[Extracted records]
○ ○ ○

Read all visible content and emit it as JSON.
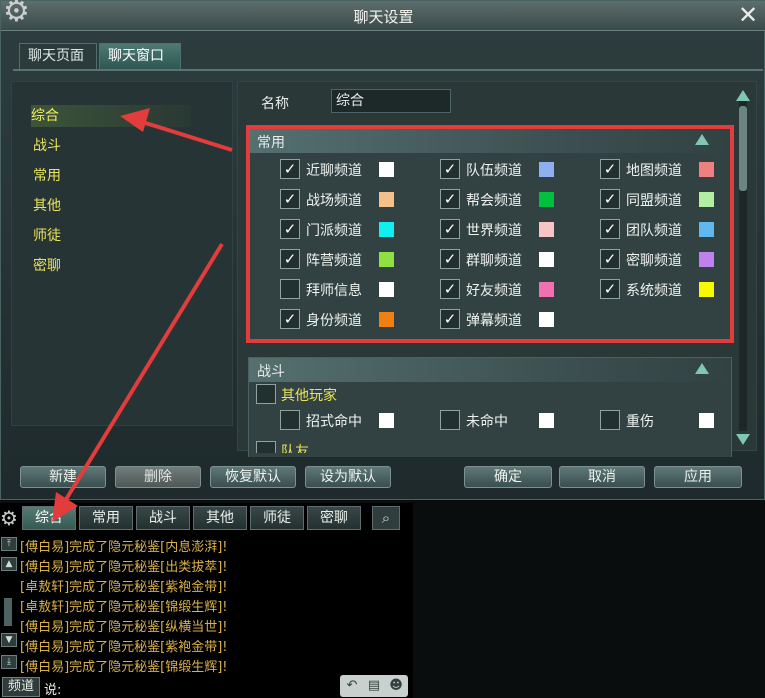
{
  "window": {
    "title": "聊天设置"
  },
  "tabs": [
    "聊天页面",
    "聊天窗口"
  ],
  "categories": [
    "综合",
    "战斗",
    "常用",
    "其他",
    "师徒",
    "密聊"
  ],
  "name_field": {
    "label": "名称",
    "value": "综合"
  },
  "group_common": {
    "title": "常用",
    "channels": [
      {
        "label": "近聊频道",
        "checked": true,
        "color": "#ffffff"
      },
      {
        "label": "队伍频道",
        "checked": true,
        "color": "#8fb0f0"
      },
      {
        "label": "地图频道",
        "checked": true,
        "color": "#f08080"
      },
      {
        "label": "战场频道",
        "checked": true,
        "color": "#f6c08a"
      },
      {
        "label": "帮会频道",
        "checked": true,
        "color": "#00c040"
      },
      {
        "label": "同盟频道",
        "checked": true,
        "color": "#b0f0a0"
      },
      {
        "label": "门派频道",
        "checked": true,
        "color": "#10f0f0"
      },
      {
        "label": "世界频道",
        "checked": true,
        "color": "#f8c4c4"
      },
      {
        "label": "团队频道",
        "checked": true,
        "color": "#60b8f0"
      },
      {
        "label": "阵营频道",
        "checked": true,
        "color": "#90e040"
      },
      {
        "label": "群聊频道",
        "checked": true,
        "color": "#ffffff"
      },
      {
        "label": "密聊频道",
        "checked": true,
        "color": "#c080f0"
      },
      {
        "label": "拜师信息",
        "checked": false,
        "color": "#ffffff"
      },
      {
        "label": "好友频道",
        "checked": true,
        "color": "#f070b0"
      },
      {
        "label": "系统频道",
        "checked": true,
        "color": "#f8f800"
      },
      {
        "label": "身份频道",
        "checked": true,
        "color": "#f08010"
      },
      {
        "label": "弹幕频道",
        "checked": true,
        "color": "#ffffff"
      }
    ]
  },
  "group_battle": {
    "title": "战斗",
    "subgroup": "其他玩家",
    "items": [
      {
        "label": "招式命中",
        "checked": false,
        "color": "#ffffff"
      },
      {
        "label": "未命中",
        "checked": false,
        "color": "#ffffff"
      },
      {
        "label": "重伤",
        "checked": false,
        "color": "#ffffff"
      }
    ],
    "next_subgroup": "队友"
  },
  "buttons": {
    "new": "新建",
    "delete": "删除",
    "restore": "恢复默认",
    "set_default": "设为默认",
    "ok": "确定",
    "cancel": "取消",
    "apply": "应用"
  },
  "chat": {
    "tabs": [
      "综合",
      "常用",
      "战斗",
      "其他",
      "师徒",
      "密聊"
    ],
    "lines": [
      "[傅白易]完成了隐元秘鉴[内息澎湃]!",
      "[傅白易]完成了隐元秘鉴[出类拔萃]!",
      "[卓敖轩]完成了隐元秘鉴[紫袍金带]!",
      "[卓敖轩]完成了隐元秘鉴[锦缎生辉]!",
      "[傅白易]完成了隐元秘鉴[纵横当世]!",
      "[傅白易]完成了隐元秘鉴[紫袍金带]!",
      "[傅白易]完成了隐元秘鉴[锦缎生辉]!"
    ],
    "channel_button": "频道",
    "say_label": "说:"
  },
  "colors": {
    "highlight_box": "#e23c3c",
    "category_text": "#e9e45a",
    "chat_text": "#d9b04a",
    "arrow": "#e23c3c"
  },
  "icons": [
    "gear-icon",
    "close-icon",
    "search-icon",
    "scroll-up-icon",
    "scroll-down-icon",
    "collapse-icon"
  ]
}
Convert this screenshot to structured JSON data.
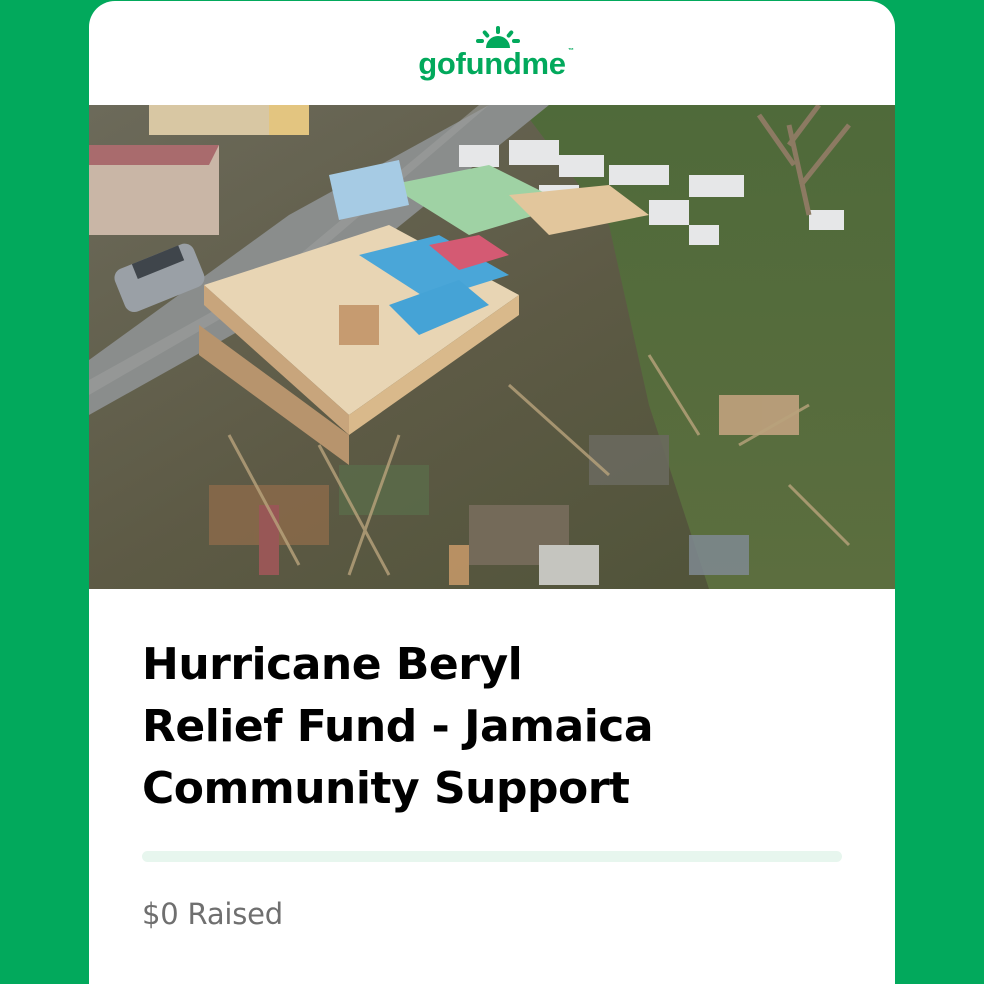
{
  "brand": {
    "name": "gofundme",
    "trademark": "™",
    "color": "#02a95c",
    "logo_icon": "sunrise-icon"
  },
  "campaign": {
    "image_alt_subject": "aerial-photo-hurricane-damage",
    "title_lines": [
      "Hurricane Beryl",
      "Relief Fund - Jamaica",
      "Community Support"
    ],
    "progress_fraction": 0,
    "raised_text": "$0 Raised"
  },
  "colors": {
    "background": "#02a95c",
    "card": "#ffffff",
    "progress_track": "#e7f6ee",
    "raised_text": "#6f6f6f"
  }
}
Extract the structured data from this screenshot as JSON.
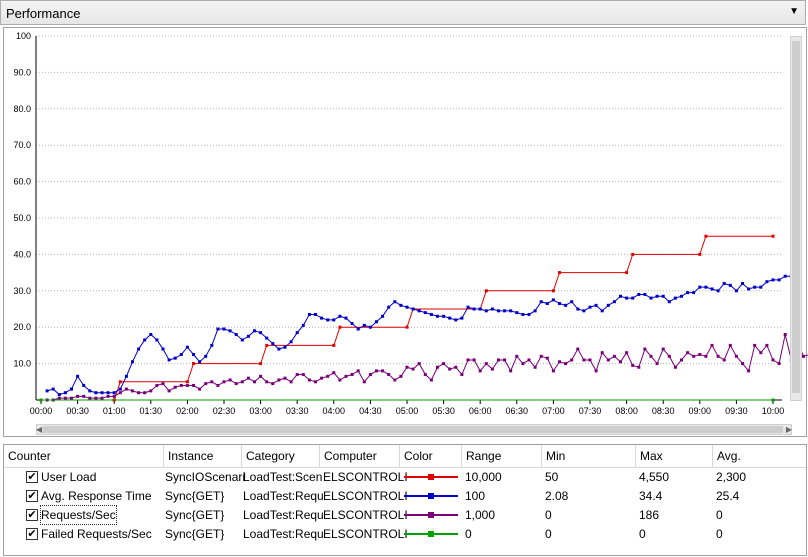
{
  "panel": {
    "title": "Performance"
  },
  "chart_data": {
    "type": "line",
    "ylim": [
      0,
      100
    ],
    "yticks": [
      "100",
      "90.0",
      "80.0",
      "70.0",
      "60.0",
      "50.0",
      "40.0",
      "30.0",
      "20.0",
      "10.0"
    ],
    "xlabels": [
      "00:00",
      "00:30",
      "01:00",
      "01:30",
      "02:00",
      "02:30",
      "03:00",
      "03:30",
      "04:00",
      "04:30",
      "05:00",
      "05:30",
      "06:00",
      "06:30",
      "07:00",
      "07:30",
      "08:00",
      "08:30",
      "09:00",
      "09:30",
      "10:00"
    ],
    "xlim": [
      0,
      600
    ],
    "series": [
      {
        "name": "User Load",
        "color": "#e00000",
        "points": [
          [
            0,
            0
          ],
          [
            60,
            0
          ],
          [
            60,
            0
          ],
          [
            65,
            5
          ],
          [
            120,
            5
          ],
          [
            125,
            10
          ],
          [
            180,
            10
          ],
          [
            185,
            15
          ],
          [
            240,
            15
          ],
          [
            245,
            20
          ],
          [
            300,
            20
          ],
          [
            305,
            25
          ],
          [
            360,
            25
          ],
          [
            365,
            30
          ],
          [
            420,
            30
          ],
          [
            425,
            35
          ],
          [
            480,
            35
          ],
          [
            485,
            40
          ],
          [
            540,
            40
          ],
          [
            545,
            45
          ],
          [
            600,
            45
          ]
        ]
      },
      {
        "name": "Avg. Response Time",
        "color": "#0000c8",
        "points": [
          [
            5,
            2.5
          ],
          [
            10,
            3
          ],
          [
            15,
            1.5
          ],
          [
            20,
            2
          ],
          [
            25,
            3
          ],
          [
            30,
            6.5
          ],
          [
            35,
            4
          ],
          [
            40,
            2.5
          ],
          [
            45,
            2
          ],
          [
            50,
            2
          ],
          [
            55,
            2
          ],
          [
            60,
            2
          ],
          [
            65,
            3
          ],
          [
            70,
            6.5
          ],
          [
            75,
            10.5
          ],
          [
            80,
            14
          ],
          [
            85,
            16.5
          ],
          [
            90,
            18
          ],
          [
            95,
            16.5
          ],
          [
            100,
            14
          ],
          [
            105,
            11
          ],
          [
            110,
            11.5
          ],
          [
            115,
            12.5
          ],
          [
            120,
            14.5
          ],
          [
            125,
            12.5
          ],
          [
            130,
            10.5
          ],
          [
            135,
            12
          ],
          [
            140,
            15
          ],
          [
            145,
            19.5
          ],
          [
            150,
            19.5
          ],
          [
            155,
            19
          ],
          [
            160,
            18
          ],
          [
            165,
            16.5
          ],
          [
            170,
            17.5
          ],
          [
            175,
            19
          ],
          [
            180,
            18.5
          ],
          [
            185,
            17
          ],
          [
            190,
            15.5
          ],
          [
            195,
            14
          ],
          [
            200,
            14.5
          ],
          [
            205,
            16
          ],
          [
            210,
            18.5
          ],
          [
            215,
            20.5
          ],
          [
            220,
            23.5
          ],
          [
            225,
            23.5
          ],
          [
            230,
            22.5
          ],
          [
            235,
            22
          ],
          [
            240,
            22
          ],
          [
            245,
            23
          ],
          [
            250,
            22.5
          ],
          [
            255,
            21
          ],
          [
            260,
            19.5
          ],
          [
            265,
            20.5
          ],
          [
            270,
            20
          ],
          [
            275,
            21.5
          ],
          [
            280,
            23
          ],
          [
            285,
            25.5
          ],
          [
            290,
            27
          ],
          [
            295,
            26
          ],
          [
            300,
            25.5
          ],
          [
            305,
            25
          ],
          [
            310,
            24.5
          ],
          [
            315,
            24
          ],
          [
            320,
            23.5
          ],
          [
            325,
            23
          ],
          [
            330,
            23
          ],
          [
            335,
            22.5
          ],
          [
            340,
            22
          ],
          [
            345,
            22.5
          ],
          [
            350,
            25.5
          ],
          [
            355,
            25
          ],
          [
            360,
            25
          ],
          [
            365,
            24.5
          ],
          [
            370,
            25
          ],
          [
            375,
            24.5
          ],
          [
            380,
            24.5
          ],
          [
            385,
            24.5
          ],
          [
            390,
            24
          ],
          [
            395,
            23.5
          ],
          [
            400,
            23.5
          ],
          [
            405,
            24.5
          ],
          [
            410,
            27
          ],
          [
            415,
            26.5
          ],
          [
            420,
            27.5
          ],
          [
            425,
            26.5
          ],
          [
            430,
            26
          ],
          [
            435,
            27
          ],
          [
            440,
            25
          ],
          [
            445,
            24.5
          ],
          [
            450,
            25.5
          ],
          [
            455,
            26
          ],
          [
            460,
            24.5
          ],
          [
            465,
            26
          ],
          [
            470,
            27
          ],
          [
            475,
            28.5
          ],
          [
            480,
            28
          ],
          [
            485,
            28
          ],
          [
            490,
            29
          ],
          [
            495,
            29
          ],
          [
            500,
            28
          ],
          [
            505,
            28.5
          ],
          [
            510,
            28.5
          ],
          [
            515,
            27
          ],
          [
            520,
            28
          ],
          [
            525,
            28.5
          ],
          [
            530,
            29.5
          ],
          [
            535,
            29.5
          ],
          [
            540,
            31
          ],
          [
            545,
            31
          ],
          [
            550,
            30.5
          ],
          [
            555,
            30
          ],
          [
            560,
            32
          ],
          [
            565,
            31.5
          ],
          [
            570,
            30
          ],
          [
            575,
            32
          ],
          [
            580,
            30.5
          ],
          [
            585,
            31
          ],
          [
            590,
            31
          ],
          [
            595,
            32.5
          ],
          [
            600,
            33
          ],
          [
            605,
            33
          ],
          [
            610,
            34
          ],
          [
            615,
            34
          ]
        ]
      },
      {
        "name": "Requests/Sec",
        "color": "#7a007a",
        "points": [
          [
            5,
            0
          ],
          [
            10,
            0
          ],
          [
            15,
            0.5
          ],
          [
            20,
            0.5
          ],
          [
            25,
            0.5
          ],
          [
            30,
            1
          ],
          [
            35,
            1
          ],
          [
            40,
            0.5
          ],
          [
            45,
            0.5
          ],
          [
            50,
            0.5
          ],
          [
            55,
            1
          ],
          [
            60,
            1
          ],
          [
            65,
            2
          ],
          [
            70,
            3
          ],
          [
            75,
            2.5
          ],
          [
            80,
            2
          ],
          [
            85,
            2
          ],
          [
            90,
            2.5
          ],
          [
            95,
            4
          ],
          [
            100,
            4.5
          ],
          [
            105,
            2.5
          ],
          [
            110,
            3.5
          ],
          [
            115,
            4
          ],
          [
            120,
            4
          ],
          [
            125,
            4
          ],
          [
            130,
            3
          ],
          [
            135,
            4.5
          ],
          [
            140,
            5
          ],
          [
            145,
            4
          ],
          [
            150,
            5
          ],
          [
            155,
            5.5
          ],
          [
            160,
            4.5
          ],
          [
            165,
            5
          ],
          [
            170,
            6
          ],
          [
            175,
            5
          ],
          [
            180,
            6.5
          ],
          [
            185,
            5
          ],
          [
            190,
            4.5
          ],
          [
            195,
            5.5
          ],
          [
            200,
            6
          ],
          [
            205,
            5
          ],
          [
            210,
            7
          ],
          [
            215,
            7
          ],
          [
            220,
            5.5
          ],
          [
            225,
            5
          ],
          [
            230,
            6
          ],
          [
            235,
            6.5
          ],
          [
            240,
            7.5
          ],
          [
            245,
            5.5
          ],
          [
            250,
            6.5
          ],
          [
            255,
            7
          ],
          [
            260,
            8
          ],
          [
            265,
            5
          ],
          [
            270,
            7
          ],
          [
            275,
            8
          ],
          [
            280,
            8
          ],
          [
            285,
            7
          ],
          [
            290,
            5.5
          ],
          [
            295,
            6.5
          ],
          [
            300,
            9
          ],
          [
            305,
            8.5
          ],
          [
            310,
            10
          ],
          [
            315,
            7
          ],
          [
            320,
            5.5
          ],
          [
            325,
            9
          ],
          [
            330,
            10
          ],
          [
            335,
            8.5
          ],
          [
            340,
            9
          ],
          [
            345,
            7
          ],
          [
            350,
            11
          ],
          [
            355,
            11
          ],
          [
            360,
            8
          ],
          [
            365,
            10
          ],
          [
            370,
            8.5
          ],
          [
            375,
            11
          ],
          [
            380,
            11
          ],
          [
            385,
            8
          ],
          [
            390,
            12
          ],
          [
            395,
            10
          ],
          [
            400,
            11
          ],
          [
            405,
            9
          ],
          [
            410,
            12
          ],
          [
            415,
            11.5
          ],
          [
            420,
            8
          ],
          [
            425,
            10.5
          ],
          [
            430,
            10
          ],
          [
            435,
            11
          ],
          [
            440,
            14
          ],
          [
            445,
            11
          ],
          [
            450,
            11
          ],
          [
            455,
            8
          ],
          [
            460,
            13
          ],
          [
            465,
            11
          ],
          [
            470,
            12
          ],
          [
            475,
            10.5
          ],
          [
            480,
            13
          ],
          [
            485,
            9.5
          ],
          [
            490,
            9
          ],
          [
            495,
            14
          ],
          [
            500,
            12
          ],
          [
            505,
            10
          ],
          [
            510,
            14
          ],
          [
            515,
            12
          ],
          [
            520,
            9
          ],
          [
            525,
            11
          ],
          [
            530,
            13
          ],
          [
            535,
            12
          ],
          [
            540,
            12.5
          ],
          [
            545,
            12
          ],
          [
            550,
            15
          ],
          [
            555,
            12
          ],
          [
            560,
            11
          ],
          [
            565,
            15
          ],
          [
            570,
            12
          ],
          [
            575,
            10
          ],
          [
            580,
            8
          ],
          [
            585,
            15
          ],
          [
            590,
            13
          ],
          [
            595,
            15
          ],
          [
            600,
            11
          ],
          [
            605,
            10
          ],
          [
            610,
            18
          ],
          [
            615,
            11
          ],
          [
            620,
            16
          ],
          [
            625,
            12
          ],
          [
            630,
            12.5
          ]
        ]
      },
      {
        "name": "Failed Requests/Sec",
        "color": "#00a000",
        "points": [
          [
            0,
            0
          ],
          [
            600,
            0
          ]
        ]
      }
    ]
  },
  "table": {
    "headers": [
      "Counter",
      "Instance",
      "Category",
      "Computer",
      "Color",
      "Range",
      "Min",
      "Max",
      "Avg."
    ],
    "rows": [
      {
        "counter": "User Load",
        "instance": "SyncIOScenari",
        "category": "LoadTest:Scen",
        "computer": "ELSCONTROLI",
        "color": "#e00000",
        "range": "10,000",
        "min": "50",
        "max": "4,550",
        "avg": "2,300",
        "checked": "✔"
      },
      {
        "counter": "Avg. Response Time",
        "instance": "Sync{GET}",
        "category": "LoadTest:Requ",
        "computer": "ELSCONTROLI",
        "color": "#0000c8",
        "range": "100",
        "min": "2.08",
        "max": "34.4",
        "avg": "25.4",
        "checked": "✔"
      },
      {
        "counter": "Requests/Sec",
        "instance": "Sync{GET}",
        "category": "LoadTest:Requ",
        "computer": "ELSCONTROLI",
        "color": "#7a007a",
        "range": "1,000",
        "min": "0",
        "max": "186",
        "avg": "0",
        "checked": "✔"
      },
      {
        "counter": "Failed Requests/Sec",
        "instance": "Sync{GET}",
        "category": "LoadTest:Requ",
        "computer": "ELSCONTROLI",
        "color": "#00a000",
        "range": "0",
        "min": "0",
        "max": "0",
        "avg": "0",
        "checked": "✔"
      }
    ]
  }
}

○ ○ ○

● **Exercise prompt**:
Compute how many lines include the string "Failed", then give that number by itself.

● **Worked solution**:
2